Directive: Repeat the listing in full, exactly as it stands.

Supplied records:
####################

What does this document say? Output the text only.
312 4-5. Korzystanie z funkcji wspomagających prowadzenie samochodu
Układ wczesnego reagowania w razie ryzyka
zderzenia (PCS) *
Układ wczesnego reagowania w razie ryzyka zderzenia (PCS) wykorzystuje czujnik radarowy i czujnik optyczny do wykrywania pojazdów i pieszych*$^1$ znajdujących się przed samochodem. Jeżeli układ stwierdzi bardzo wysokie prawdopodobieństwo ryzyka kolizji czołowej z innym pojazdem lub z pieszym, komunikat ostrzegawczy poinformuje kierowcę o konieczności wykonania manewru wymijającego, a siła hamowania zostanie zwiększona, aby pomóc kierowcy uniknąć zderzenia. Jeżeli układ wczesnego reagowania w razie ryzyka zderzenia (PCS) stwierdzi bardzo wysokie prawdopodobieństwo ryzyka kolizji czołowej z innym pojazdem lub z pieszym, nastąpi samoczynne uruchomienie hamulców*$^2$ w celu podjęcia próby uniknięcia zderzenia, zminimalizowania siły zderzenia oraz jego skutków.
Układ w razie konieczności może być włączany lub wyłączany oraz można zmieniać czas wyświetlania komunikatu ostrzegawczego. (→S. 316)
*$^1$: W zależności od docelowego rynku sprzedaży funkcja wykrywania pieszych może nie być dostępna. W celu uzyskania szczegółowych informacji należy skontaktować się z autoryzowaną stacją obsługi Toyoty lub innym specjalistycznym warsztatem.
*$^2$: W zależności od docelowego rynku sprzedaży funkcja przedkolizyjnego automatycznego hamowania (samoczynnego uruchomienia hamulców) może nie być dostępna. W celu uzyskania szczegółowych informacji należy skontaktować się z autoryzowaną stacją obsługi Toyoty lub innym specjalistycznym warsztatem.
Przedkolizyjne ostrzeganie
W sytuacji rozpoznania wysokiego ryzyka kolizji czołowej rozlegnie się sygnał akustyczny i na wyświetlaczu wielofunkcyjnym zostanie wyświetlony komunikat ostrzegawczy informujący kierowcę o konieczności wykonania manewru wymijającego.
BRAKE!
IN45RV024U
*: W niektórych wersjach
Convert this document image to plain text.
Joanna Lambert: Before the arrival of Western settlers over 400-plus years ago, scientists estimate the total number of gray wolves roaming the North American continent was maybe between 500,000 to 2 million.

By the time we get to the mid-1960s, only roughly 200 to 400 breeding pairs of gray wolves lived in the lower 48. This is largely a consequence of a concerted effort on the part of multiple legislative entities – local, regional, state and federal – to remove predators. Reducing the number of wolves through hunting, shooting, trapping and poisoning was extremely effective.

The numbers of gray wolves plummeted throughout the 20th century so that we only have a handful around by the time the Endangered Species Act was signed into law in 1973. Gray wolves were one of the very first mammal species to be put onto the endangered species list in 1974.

####################

Written solution:
What does this document say? Output the text only.
312 4-5. Korzystanie z funkcji wspomagających prowadzenie samochodu
Układ wczesnego reagowania w razie ryzyka
zderzenia (PCS) *
Układ wczesnego reagowania w razie ryzyka zderzenia (PCS) wykorzystuje czujnik radarowy i czujnik optyczny do wykrywania pojazdów i pieszych*$^1$ znajdujących się przed samochodem. Jeżeli układ stwierdzi bardzo wysokie prawdopodobieństwo ryzyka kolizji czołowej z innym pojazdem lub z pieszym, komunikat ostrzegawczy poinformuje kierowcę o konieczności wykonania manewru wymijającego, a siła hamowania zostanie zwiększona, aby pomóc kierowcy uniknąć zderzenia. Jeżeli układ wczesnego reagowania w razie ryzyka zderzenia (PCS) stwierdzi bardzo wysokie prawdopodobieństwo ryzyka kolizji czołowej z innym pojazdem lub z pieszym, nastąpi samoczynne uruchomienie hamulców*$^2$ w celu podjęcia próby uniknięcia zderzenia, zminimalizowania siły zderzenia oraz jego skutków.
Układ w razie konieczności może być włączany lub wyłączany oraz można zmieniać czas wyświetlania komunikatu ostrzegawczego. (→S. 316)
*$^1$: W zależności od docelowego rynku sprzedaży funkcja wykrywania pieszych może nie być dostępna. W celu uzyskania szczegółowych informacji należy skontaktować się z autoryzowaną stacją obsługi Toyoty lub innym specjalistycznym warsztatem.
*$^2$: W zależności od docelowego rynku sprzedaży funkcja przedkolizyjnego automatycznego hamowania (samoczynnego uruchomienia hamulców) może nie być dostępna. W celu uzyskania szczegółowych informacji należy skontaktować się z autoryzowaną stacją obsługi Toyoty lub innym specjalistycznym warsztatem.
Przedkolizyjne ostrzeganie
W sytuacji rozpoznania wysokiego ryzyka kolizji czołowej rozlegnie się sygnał akustyczny i na wyświetlaczu wielofunkcyjnym zostanie wyświetlony komunikat ostrzegawczy informujący kierowcę o konieczności wykonania manewru wymijającego.
BRAKE!
IN45RV024U
*: W niektórych wersjach
Convert this document image to plain text.
Joanna Lambert: Before the arrival of Western settlers over 400-plus years ago, scientists estimate the total number of gray wolves roaming the North American continent was maybe between 500,000 to 2 million.

By the time we get to the mid-1960s, only roughly 200 to 400 breeding pairs of gray wolves lived in the lower 48. This is largely a consequence of a concerted effort on the part of multiple legislative entities – local, regional, state and federal – to remove predators. Reducing the number of wolves through hunting, shooting, trapping and poisoning was extremely effective.

The numbers of gray wolves plummeted throughout the 20th century so that we only have a handful around by the time the Endangered Species Act was signed into law in 1973. Gray wolves were one of the very first mammal species to be put onto the endangered species list in 1974.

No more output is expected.